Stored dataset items

------------------------

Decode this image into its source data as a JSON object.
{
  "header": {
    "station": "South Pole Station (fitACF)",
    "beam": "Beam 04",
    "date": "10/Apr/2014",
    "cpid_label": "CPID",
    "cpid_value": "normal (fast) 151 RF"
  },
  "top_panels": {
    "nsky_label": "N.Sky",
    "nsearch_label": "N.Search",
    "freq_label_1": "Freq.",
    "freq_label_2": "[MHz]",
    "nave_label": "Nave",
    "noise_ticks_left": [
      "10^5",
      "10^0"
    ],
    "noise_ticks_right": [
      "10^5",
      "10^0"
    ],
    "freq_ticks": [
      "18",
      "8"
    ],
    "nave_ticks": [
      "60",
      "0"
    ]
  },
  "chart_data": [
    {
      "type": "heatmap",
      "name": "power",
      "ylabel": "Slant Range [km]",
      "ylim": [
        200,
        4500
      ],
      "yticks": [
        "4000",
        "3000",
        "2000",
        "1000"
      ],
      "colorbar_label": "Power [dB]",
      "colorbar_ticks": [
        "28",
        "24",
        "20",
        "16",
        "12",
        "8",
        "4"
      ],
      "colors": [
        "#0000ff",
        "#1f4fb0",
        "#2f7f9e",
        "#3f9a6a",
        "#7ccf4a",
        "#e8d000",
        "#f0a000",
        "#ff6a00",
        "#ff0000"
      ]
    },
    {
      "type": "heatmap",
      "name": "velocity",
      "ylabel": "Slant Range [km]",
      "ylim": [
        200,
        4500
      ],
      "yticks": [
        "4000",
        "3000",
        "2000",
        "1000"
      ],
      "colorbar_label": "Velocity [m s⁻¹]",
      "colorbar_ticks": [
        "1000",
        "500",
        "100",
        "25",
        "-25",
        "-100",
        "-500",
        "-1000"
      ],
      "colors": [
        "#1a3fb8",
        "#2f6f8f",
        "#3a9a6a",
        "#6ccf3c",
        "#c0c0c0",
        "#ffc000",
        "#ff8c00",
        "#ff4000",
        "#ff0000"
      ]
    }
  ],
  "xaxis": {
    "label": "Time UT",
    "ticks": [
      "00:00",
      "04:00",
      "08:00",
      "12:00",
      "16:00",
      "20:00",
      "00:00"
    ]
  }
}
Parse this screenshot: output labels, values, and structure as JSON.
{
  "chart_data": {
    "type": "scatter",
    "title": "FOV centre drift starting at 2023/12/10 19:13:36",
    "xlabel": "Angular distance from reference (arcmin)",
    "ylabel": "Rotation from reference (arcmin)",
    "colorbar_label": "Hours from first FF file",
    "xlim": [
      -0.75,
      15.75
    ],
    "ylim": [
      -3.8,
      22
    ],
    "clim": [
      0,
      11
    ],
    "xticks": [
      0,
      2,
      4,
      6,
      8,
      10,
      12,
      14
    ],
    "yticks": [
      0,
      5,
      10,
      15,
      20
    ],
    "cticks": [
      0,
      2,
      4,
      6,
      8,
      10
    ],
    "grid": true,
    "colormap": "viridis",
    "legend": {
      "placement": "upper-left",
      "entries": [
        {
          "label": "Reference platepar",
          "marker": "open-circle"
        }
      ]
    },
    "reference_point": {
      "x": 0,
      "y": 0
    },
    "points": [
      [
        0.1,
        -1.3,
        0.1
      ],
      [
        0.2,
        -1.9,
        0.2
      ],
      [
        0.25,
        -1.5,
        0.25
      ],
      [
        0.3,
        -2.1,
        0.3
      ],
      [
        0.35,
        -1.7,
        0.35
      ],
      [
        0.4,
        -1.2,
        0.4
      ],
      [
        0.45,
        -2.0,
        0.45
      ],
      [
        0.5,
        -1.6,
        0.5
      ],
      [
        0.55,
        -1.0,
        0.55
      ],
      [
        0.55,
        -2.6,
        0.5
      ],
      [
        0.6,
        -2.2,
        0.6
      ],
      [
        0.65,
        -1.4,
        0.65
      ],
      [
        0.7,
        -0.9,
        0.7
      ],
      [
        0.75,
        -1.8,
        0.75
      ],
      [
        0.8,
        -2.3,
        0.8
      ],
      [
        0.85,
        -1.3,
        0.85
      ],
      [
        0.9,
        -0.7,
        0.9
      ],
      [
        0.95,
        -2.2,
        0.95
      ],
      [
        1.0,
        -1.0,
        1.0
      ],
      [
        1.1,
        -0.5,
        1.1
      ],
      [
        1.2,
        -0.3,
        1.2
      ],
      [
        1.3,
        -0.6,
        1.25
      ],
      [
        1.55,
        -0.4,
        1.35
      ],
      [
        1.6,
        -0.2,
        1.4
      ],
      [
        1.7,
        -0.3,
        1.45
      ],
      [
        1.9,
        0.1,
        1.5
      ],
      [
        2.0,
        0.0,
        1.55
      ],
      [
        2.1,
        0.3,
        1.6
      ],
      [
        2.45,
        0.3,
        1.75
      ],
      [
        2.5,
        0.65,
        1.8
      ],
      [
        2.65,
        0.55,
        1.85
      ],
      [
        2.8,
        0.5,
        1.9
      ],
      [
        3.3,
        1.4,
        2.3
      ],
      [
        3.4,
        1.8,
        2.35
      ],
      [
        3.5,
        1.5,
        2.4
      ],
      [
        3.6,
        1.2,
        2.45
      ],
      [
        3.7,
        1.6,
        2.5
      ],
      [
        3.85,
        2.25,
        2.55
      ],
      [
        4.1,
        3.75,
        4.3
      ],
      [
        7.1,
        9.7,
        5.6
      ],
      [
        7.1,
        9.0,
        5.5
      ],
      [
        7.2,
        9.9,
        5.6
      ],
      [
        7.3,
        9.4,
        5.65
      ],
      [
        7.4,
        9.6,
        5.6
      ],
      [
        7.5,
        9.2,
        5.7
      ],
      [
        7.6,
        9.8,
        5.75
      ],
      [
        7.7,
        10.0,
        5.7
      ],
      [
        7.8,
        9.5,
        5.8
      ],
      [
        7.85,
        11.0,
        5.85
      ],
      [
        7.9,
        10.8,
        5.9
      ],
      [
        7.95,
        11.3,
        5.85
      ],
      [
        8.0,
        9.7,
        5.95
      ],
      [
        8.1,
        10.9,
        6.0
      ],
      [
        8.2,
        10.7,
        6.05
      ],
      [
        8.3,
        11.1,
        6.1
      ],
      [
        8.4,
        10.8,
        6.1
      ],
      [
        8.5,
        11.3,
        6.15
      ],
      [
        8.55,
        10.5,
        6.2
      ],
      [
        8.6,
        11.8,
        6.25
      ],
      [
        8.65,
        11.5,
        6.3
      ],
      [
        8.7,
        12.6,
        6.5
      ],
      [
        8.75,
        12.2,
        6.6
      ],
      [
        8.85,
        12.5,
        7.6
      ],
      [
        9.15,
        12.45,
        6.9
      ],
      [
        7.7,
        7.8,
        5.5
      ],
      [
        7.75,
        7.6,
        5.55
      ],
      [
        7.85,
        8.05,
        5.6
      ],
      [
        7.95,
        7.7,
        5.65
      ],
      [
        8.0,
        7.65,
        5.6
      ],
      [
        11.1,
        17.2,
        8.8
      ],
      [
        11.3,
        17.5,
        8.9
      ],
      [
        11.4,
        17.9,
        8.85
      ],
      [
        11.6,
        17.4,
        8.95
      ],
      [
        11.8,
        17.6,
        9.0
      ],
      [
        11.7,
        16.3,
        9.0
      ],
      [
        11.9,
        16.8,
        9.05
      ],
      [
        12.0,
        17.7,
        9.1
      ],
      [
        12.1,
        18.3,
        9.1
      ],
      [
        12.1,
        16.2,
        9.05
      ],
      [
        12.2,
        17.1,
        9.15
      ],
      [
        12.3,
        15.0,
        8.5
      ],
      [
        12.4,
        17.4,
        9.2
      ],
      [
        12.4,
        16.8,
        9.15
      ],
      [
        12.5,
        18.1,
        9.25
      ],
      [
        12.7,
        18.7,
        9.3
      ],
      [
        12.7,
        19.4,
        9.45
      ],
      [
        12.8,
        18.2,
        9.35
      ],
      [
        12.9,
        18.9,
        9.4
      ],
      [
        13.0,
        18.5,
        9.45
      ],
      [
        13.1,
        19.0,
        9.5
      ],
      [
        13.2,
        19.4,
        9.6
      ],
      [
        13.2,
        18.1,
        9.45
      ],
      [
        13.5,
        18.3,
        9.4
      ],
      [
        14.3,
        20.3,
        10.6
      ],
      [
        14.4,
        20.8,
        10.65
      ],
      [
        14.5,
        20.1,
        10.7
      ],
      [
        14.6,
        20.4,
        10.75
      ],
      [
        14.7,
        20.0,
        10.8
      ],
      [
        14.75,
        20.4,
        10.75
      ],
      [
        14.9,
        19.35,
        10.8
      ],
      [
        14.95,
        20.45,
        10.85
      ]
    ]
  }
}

------------------------

**Problem requirements:**
Every line containing the string "JSON" must be listed.

**Full answer:**
Decode this image into its source data as a JSON object.
Parse this screenshot: output labels, values, and structure as JSON.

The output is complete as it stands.